**REQUIRED TASK:** It is required that all of the data be written out exactly.

>> Start

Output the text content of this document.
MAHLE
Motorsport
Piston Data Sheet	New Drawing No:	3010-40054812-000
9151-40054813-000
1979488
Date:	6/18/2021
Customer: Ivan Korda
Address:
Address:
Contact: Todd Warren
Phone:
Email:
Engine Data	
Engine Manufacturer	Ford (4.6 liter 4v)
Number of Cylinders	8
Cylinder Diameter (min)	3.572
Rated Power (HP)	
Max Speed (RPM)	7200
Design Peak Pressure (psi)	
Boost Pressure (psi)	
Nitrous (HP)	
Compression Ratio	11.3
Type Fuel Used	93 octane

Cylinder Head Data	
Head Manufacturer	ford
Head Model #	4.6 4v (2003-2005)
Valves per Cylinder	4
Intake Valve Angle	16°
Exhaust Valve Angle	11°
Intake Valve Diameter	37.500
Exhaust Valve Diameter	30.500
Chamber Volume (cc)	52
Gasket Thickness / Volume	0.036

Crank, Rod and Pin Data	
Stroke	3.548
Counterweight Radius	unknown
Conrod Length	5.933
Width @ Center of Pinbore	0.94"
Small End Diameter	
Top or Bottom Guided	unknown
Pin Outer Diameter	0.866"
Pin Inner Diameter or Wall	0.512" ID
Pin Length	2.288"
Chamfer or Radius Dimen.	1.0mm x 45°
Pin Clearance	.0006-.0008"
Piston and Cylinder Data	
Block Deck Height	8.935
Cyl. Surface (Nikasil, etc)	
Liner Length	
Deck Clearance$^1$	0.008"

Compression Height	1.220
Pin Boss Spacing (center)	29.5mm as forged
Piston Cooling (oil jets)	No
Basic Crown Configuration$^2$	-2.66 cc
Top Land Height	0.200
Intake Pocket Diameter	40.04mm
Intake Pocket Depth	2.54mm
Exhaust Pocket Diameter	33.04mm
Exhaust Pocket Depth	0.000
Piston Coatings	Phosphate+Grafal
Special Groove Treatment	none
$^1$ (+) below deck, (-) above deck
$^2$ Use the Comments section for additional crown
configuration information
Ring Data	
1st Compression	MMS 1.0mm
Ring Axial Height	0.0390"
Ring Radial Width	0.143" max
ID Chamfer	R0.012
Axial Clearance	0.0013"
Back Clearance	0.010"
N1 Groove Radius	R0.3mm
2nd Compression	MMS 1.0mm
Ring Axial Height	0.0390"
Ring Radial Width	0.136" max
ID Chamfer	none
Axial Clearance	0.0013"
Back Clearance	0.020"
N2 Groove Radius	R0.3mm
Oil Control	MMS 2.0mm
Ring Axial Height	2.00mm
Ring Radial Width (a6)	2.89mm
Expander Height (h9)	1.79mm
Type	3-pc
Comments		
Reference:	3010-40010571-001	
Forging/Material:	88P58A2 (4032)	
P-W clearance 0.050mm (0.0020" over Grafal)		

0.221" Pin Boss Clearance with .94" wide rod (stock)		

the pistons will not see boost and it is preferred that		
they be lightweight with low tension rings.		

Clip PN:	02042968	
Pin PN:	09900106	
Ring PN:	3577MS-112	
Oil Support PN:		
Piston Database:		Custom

>> End

**SOLUTION TO THIS TASK:**
Output the text content of this document.
MAHLE
Motorsport
Piston Data Sheet	New Drawing No:	3010-40054812-000
9151-40054813-000
1979488
Date:	6/18/2021
Customer: Ivan Korda
Address:
Address:
Contact: Todd Warren
Phone:
Email:
Engine Data	
Engine Manufacturer	Ford (4.6 liter 4v)
Number of Cylinders	8
Cylinder Diameter (min)	3.572
Rated Power (HP)	
Max Speed (RPM)	7200
Design Peak Pressure (psi)	
Boost Pressure (psi)	
Nitrous (HP)	
Compression Ratio	11.3
Type Fuel Used	93 octane

Cylinder Head Data	
Head Manufacturer	ford
Head Model #	4.6 4v (2003-2005)
Valves per Cylinder	4
Intake Valve Angle	16°
Exhaust Valve Angle	11°
Intake Valve Diameter	37.500
Exhaust Valve Diameter	30.500
Chamber Volume (cc)	52
Gasket Thickness / Volume	0.036

Crank, Rod and Pin Data	
Stroke	3.548
Counterweight Radius	unknown
Conrod Length	5.933
Width @ Center of Pinbore	0.94"
Small End Diameter	
Top or Bottom Guided	unknown
Pin Outer Diameter	0.866"
Pin Inner Diameter or Wall	0.512" ID
Pin Length	2.288"
Chamfer or Radius Dimen.	1.0mm x 45°
Pin Clearance	.0006-.0008"
Piston and Cylinder Data	
Block Deck Height	8.935
Cyl. Surface (Nikasil, etc)	
Liner Length	
Deck Clearance$^1$	0.008"

Compression Height	1.220
Pin Boss Spacing (center)	29.5mm as forged
Piston Cooling (oil jets)	No
Basic Crown Configuration$^2$	-2.66 cc
Top Land Height	0.200
Intake Pocket Diameter	40.04mm
Intake Pocket Depth	2.54mm
Exhaust Pocket Diameter	33.04mm
Exhaust Pocket Depth	0.000
Piston Coatings	Phosphate+Grafal
Special Groove Treatment	none
$^1$ (+) below deck, (-) above deck
$^2$ Use the Comments section for additional crown
configuration information
Ring Data	
1st Compression	MMS 1.0mm
Ring Axial Height	0.0390"
Ring Radial Width	0.143" max
ID Chamfer	R0.012
Axial Clearance	0.0013"
Back Clearance	0.010"
N1 Groove Radius	R0.3mm
2nd Compression	MMS 1.0mm
Ring Axial Height	0.0390"
Ring Radial Width	0.136" max
ID Chamfer	none
Axial Clearance	0.0013"
Back Clearance	0.020"
N2 Groove Radius	R0.3mm
Oil Control	MMS 2.0mm
Ring Axial Height	2.00mm
Ring Radial Width (a6)	2.89mm
Expander Height (h9)	1.79mm
Type	3-pc
Comments		
Reference:	3010-40010571-001	
Forging/Material:	88P58A2 (4032)	
P-W clearance 0.050mm (0.0020" over Grafal)		

0.221" Pin Boss Clearance with .94" wide rod (stock)		

the pistons will not see boost and it is preferred that		
they be lightweight with low tension rings.		

Clip PN:	02042968	
Pin PN:	09900106	
Ring PN:	3577MS-112	
Oil Support PN:		
Piston Database:		Custom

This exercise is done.